[Data entries for graphics]

--- start ---

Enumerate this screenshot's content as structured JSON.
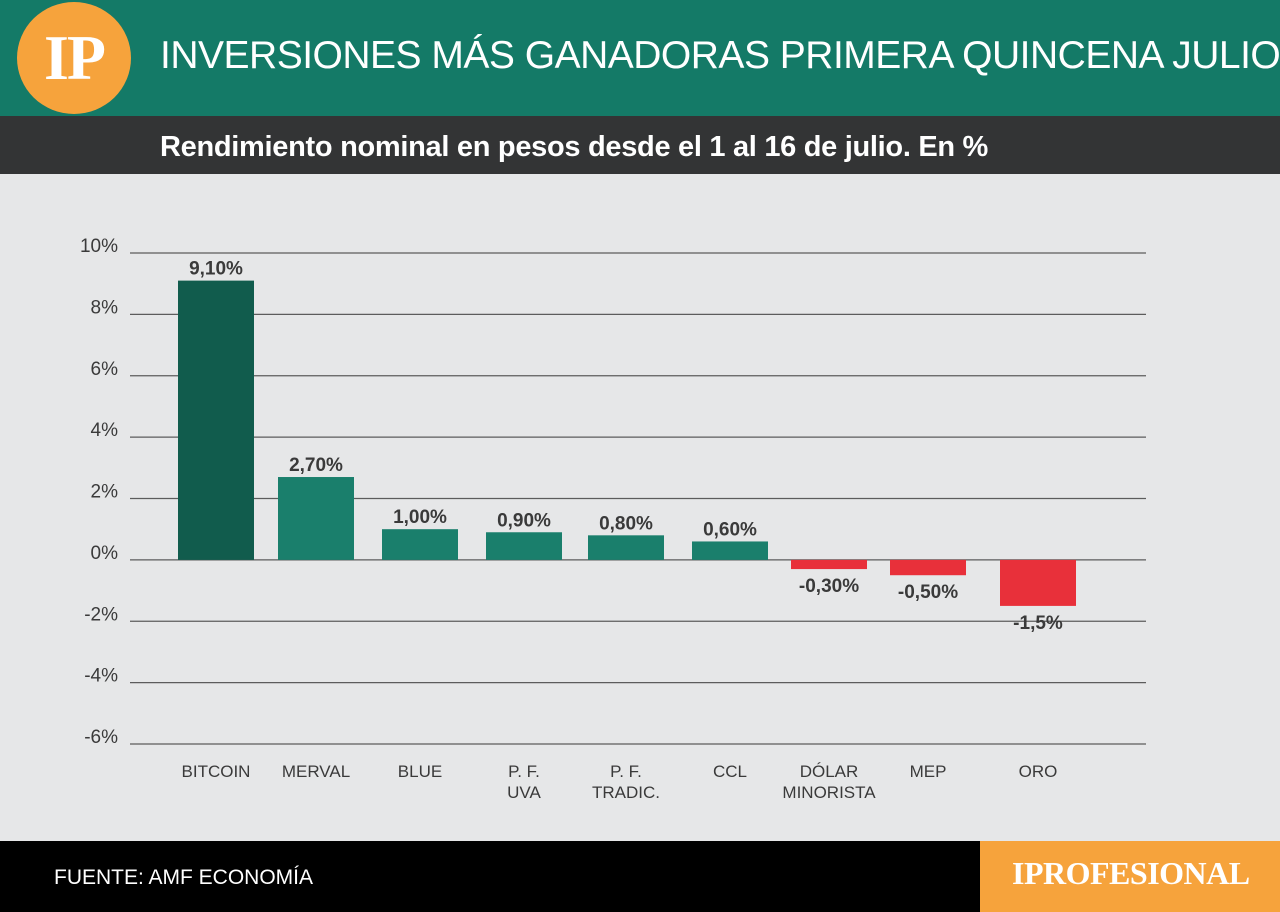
{
  "header": {
    "logo_text": "IP",
    "title": "INVERSIONES MÁS GANADORAS PRIMERA QUINCENA JULIO",
    "subtitle": "Rendimiento nominal en pesos desde el  1 al 16 de julio. En %"
  },
  "footer": {
    "source": "FUENTE: AMF ECONOMÍA",
    "brand": "IPROFESIONAL"
  },
  "colors": {
    "header_bg": "#147a67",
    "subbar_bg": "#333435",
    "background": "#e6e7e8",
    "accent_orange": "#f6a33c",
    "positive_bar": "#1a7f6c",
    "top_bar": "#115c4d",
    "negative_bar": "#e8303a"
  },
  "chart_data": {
    "type": "bar",
    "categories": [
      [
        "BITCOIN"
      ],
      [
        "MERVAL"
      ],
      [
        "BLUE"
      ],
      [
        "P. F.",
        "UVA"
      ],
      [
        "P. F.",
        "TRADIC."
      ],
      [
        "CCL"
      ],
      [
        "DÓLAR",
        "MINORISTA"
      ],
      [
        "MEP"
      ],
      [
        "ORO"
      ]
    ],
    "values": [
      9.1,
      2.7,
      1.0,
      0.9,
      0.8,
      0.6,
      -0.3,
      -0.5,
      -1.5
    ],
    "data_labels": [
      "9,10%",
      "2,70%",
      "1,00%",
      "0,90%",
      "0,80%",
      "0,60%",
      "-0,30%",
      "-0,50%",
      "-1,5%"
    ],
    "y_ticks": [
      10,
      8,
      6,
      4,
      2,
      0,
      -2,
      -4,
      -6
    ],
    "y_tick_labels": [
      "10%",
      "8%",
      "6%",
      "4%",
      "2%",
      "0%",
      "-2%",
      "-4%",
      "-6%"
    ],
    "ylim": [
      -6,
      10
    ],
    "grid": true
  }
}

--- end ---

Repeat every record precisely. Any picture among them stays out of the copy.

Enumerate this screenshot's content as structured JSON.
{
  "header": {
    "logo_text": "IP",
    "title": "INVERSIONES MÁS GANADORAS PRIMERA QUINCENA JULIO",
    "subtitle": "Rendimiento nominal en pesos desde el  1 al 16 de julio. En %"
  },
  "footer": {
    "source": "FUENTE: AMF ECONOMÍA",
    "brand": "IPROFESIONAL"
  },
  "colors": {
    "header_bg": "#147a67",
    "subbar_bg": "#333435",
    "background": "#e6e7e8",
    "accent_orange": "#f6a33c",
    "positive_bar": "#1a7f6c",
    "top_bar": "#115c4d",
    "negative_bar": "#e8303a"
  },
  "chart_data": {
    "type": "bar",
    "categories": [
      [
        "BITCOIN"
      ],
      [
        "MERVAL"
      ],
      [
        "BLUE"
      ],
      [
        "P. F.",
        "UVA"
      ],
      [
        "P. F.",
        "TRADIC."
      ],
      [
        "CCL"
      ],
      [
        "DÓLAR",
        "MINORISTA"
      ],
      [
        "MEP"
      ],
      [
        "ORO"
      ]
    ],
    "values": [
      9.1,
      2.7,
      1.0,
      0.9,
      0.8,
      0.6,
      -0.3,
      -0.5,
      -1.5
    ],
    "data_labels": [
      "9,10%",
      "2,70%",
      "1,00%",
      "0,90%",
      "0,80%",
      "0,60%",
      "-0,30%",
      "-0,50%",
      "-1,5%"
    ],
    "y_ticks": [
      10,
      8,
      6,
      4,
      2,
      0,
      -2,
      -4,
      -6
    ],
    "y_tick_labels": [
      "10%",
      "8%",
      "6%",
      "4%",
      "2%",
      "0%",
      "-2%",
      "-4%",
      "-6%"
    ],
    "ylim": [
      -6,
      10
    ],
    "grid": true
  }
}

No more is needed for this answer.